What the task requires => Keep every line where the word "this" appears; drop the rest.

Data for the task =>
============
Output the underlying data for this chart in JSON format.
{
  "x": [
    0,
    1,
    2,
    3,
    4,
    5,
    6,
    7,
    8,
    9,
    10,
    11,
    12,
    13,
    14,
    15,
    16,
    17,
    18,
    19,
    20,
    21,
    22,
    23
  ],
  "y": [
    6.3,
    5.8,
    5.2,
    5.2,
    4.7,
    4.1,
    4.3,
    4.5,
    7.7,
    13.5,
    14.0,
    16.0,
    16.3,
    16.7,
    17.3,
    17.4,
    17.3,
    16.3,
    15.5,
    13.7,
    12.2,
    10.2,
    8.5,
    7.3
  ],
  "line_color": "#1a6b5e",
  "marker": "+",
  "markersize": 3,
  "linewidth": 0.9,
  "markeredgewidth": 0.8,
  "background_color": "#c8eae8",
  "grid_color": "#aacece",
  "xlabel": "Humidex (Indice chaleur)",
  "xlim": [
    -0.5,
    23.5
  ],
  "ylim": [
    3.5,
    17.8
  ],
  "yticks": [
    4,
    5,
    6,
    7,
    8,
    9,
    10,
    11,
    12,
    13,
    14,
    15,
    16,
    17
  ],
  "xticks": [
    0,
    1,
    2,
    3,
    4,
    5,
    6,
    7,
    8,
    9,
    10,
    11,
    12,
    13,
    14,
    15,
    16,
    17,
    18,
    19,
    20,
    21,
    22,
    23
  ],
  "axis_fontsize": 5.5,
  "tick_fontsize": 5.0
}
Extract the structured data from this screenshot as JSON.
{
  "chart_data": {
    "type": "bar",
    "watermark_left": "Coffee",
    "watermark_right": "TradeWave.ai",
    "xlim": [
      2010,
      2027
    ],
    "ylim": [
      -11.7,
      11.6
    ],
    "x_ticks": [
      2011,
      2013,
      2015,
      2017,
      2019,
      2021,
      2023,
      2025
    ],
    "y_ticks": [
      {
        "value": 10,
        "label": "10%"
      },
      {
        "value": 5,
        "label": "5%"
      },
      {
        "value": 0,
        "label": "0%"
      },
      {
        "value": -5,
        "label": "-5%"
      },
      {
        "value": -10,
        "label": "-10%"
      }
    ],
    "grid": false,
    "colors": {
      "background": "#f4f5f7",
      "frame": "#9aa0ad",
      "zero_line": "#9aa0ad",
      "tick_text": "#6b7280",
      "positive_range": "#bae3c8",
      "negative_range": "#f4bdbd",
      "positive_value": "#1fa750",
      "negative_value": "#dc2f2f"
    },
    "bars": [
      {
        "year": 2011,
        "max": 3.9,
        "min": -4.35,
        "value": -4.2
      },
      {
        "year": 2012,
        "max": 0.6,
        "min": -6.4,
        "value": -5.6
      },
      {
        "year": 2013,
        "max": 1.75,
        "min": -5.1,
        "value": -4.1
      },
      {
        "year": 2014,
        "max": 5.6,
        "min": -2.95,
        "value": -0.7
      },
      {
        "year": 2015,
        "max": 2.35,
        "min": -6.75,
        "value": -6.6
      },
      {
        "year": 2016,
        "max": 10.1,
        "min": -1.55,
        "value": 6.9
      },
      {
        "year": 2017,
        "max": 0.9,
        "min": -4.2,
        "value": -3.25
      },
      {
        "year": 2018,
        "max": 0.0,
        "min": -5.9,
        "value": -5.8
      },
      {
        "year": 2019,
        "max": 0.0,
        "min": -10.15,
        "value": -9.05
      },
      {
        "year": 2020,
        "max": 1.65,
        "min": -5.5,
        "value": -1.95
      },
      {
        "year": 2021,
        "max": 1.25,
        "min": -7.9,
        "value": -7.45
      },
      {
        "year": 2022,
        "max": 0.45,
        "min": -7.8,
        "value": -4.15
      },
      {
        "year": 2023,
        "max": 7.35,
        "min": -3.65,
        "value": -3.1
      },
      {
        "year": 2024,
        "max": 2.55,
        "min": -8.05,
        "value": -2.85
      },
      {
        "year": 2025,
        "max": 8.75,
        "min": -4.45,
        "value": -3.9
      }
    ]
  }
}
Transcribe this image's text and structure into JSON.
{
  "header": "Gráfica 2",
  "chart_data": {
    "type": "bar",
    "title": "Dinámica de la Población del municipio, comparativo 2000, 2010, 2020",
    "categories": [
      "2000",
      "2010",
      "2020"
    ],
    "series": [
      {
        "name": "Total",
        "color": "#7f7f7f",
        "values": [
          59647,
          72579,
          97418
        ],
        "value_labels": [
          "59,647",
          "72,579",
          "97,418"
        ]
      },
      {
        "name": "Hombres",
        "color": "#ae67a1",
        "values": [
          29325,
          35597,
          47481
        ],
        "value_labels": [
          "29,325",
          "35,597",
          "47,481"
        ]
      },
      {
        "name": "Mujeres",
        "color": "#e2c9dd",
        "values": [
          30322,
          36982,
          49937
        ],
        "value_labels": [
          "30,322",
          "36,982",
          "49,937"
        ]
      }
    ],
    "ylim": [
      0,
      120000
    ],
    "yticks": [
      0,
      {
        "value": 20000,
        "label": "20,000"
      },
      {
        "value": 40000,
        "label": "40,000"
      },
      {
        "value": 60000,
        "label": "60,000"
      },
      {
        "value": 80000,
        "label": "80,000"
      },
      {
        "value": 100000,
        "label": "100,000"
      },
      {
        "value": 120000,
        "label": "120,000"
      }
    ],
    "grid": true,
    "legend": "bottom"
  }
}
============
Exercise result =>
Output the underlying data for this chart in JSON format.
Extract the structured data from this screenshot as JSON.
Transcribe this image's text and structure into JSON.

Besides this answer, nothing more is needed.